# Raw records
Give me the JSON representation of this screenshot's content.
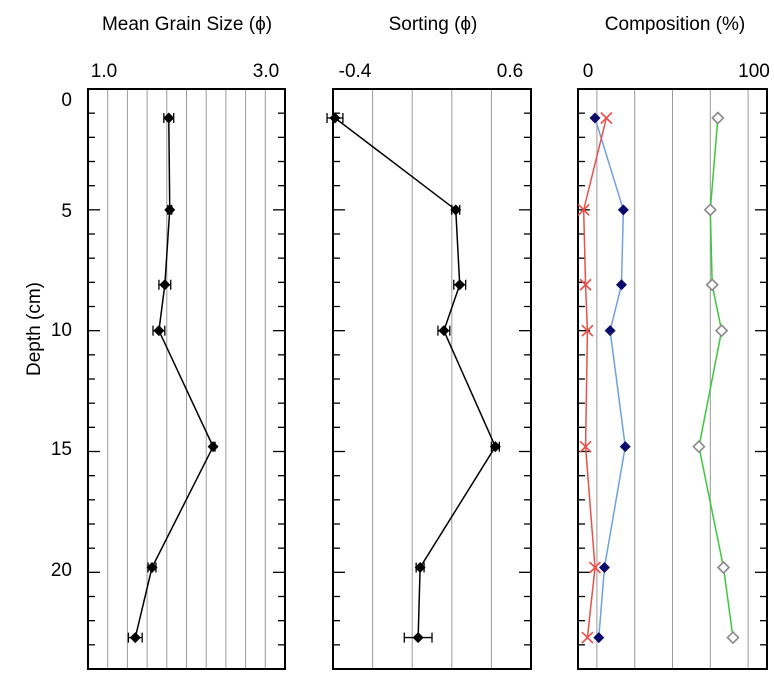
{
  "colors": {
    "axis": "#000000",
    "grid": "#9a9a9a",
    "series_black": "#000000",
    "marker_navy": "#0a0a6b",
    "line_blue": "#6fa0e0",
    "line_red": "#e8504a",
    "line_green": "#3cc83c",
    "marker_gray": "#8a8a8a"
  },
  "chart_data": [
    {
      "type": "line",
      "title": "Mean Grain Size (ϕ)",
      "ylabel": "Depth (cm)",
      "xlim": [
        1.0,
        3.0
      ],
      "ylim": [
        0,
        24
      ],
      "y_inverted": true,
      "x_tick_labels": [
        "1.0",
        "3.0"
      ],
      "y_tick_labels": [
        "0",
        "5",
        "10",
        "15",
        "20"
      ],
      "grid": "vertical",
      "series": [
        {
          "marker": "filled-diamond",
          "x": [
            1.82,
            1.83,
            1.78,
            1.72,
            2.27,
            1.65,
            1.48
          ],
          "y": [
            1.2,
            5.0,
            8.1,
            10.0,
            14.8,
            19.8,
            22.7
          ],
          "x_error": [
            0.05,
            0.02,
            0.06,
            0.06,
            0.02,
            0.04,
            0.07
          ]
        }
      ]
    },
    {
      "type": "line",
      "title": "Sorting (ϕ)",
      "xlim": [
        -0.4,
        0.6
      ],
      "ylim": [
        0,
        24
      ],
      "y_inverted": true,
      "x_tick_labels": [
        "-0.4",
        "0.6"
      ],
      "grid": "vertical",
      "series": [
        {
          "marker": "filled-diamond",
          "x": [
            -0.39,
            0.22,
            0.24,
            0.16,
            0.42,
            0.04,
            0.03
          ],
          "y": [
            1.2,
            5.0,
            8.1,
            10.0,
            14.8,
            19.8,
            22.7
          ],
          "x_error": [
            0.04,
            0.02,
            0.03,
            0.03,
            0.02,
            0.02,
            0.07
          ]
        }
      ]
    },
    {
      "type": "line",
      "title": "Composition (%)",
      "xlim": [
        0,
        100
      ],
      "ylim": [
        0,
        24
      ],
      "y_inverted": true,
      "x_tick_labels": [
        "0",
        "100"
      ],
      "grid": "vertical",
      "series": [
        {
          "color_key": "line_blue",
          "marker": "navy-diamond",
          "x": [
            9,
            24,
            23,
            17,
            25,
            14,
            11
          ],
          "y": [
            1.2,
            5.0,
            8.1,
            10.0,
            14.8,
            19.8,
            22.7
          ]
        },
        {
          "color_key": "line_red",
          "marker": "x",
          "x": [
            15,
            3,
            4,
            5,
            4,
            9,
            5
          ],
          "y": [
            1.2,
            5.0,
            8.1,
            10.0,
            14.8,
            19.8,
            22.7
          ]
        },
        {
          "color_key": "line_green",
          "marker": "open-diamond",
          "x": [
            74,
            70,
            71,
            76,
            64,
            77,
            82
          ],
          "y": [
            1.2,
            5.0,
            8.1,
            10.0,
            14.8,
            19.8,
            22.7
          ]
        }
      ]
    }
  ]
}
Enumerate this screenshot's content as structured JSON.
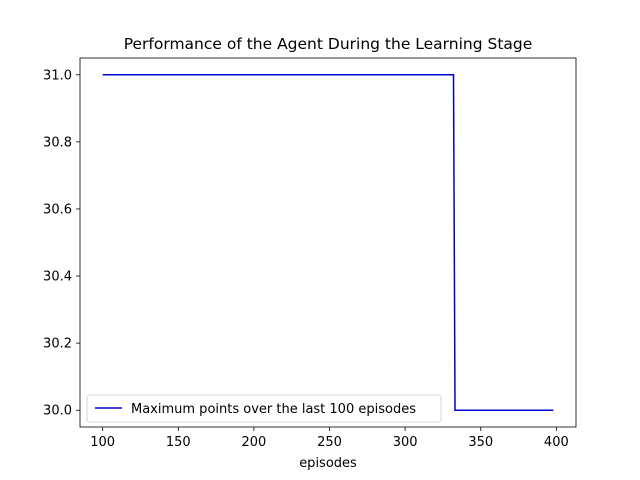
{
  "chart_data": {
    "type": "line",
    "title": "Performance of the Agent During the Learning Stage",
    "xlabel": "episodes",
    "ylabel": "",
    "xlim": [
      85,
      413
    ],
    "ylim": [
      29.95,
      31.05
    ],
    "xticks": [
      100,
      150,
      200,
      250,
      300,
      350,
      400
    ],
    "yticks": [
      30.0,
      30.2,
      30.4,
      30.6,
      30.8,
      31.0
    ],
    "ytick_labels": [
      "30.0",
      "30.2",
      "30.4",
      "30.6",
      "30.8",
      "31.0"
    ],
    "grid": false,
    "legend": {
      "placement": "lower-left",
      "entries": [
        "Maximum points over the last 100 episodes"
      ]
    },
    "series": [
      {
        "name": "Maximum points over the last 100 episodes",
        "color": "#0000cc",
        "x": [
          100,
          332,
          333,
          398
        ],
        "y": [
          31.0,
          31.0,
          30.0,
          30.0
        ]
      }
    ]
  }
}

# Work to be completed
What is the number of lines in the data holding the word "title"? Reply with that number only.

# Expected answer
4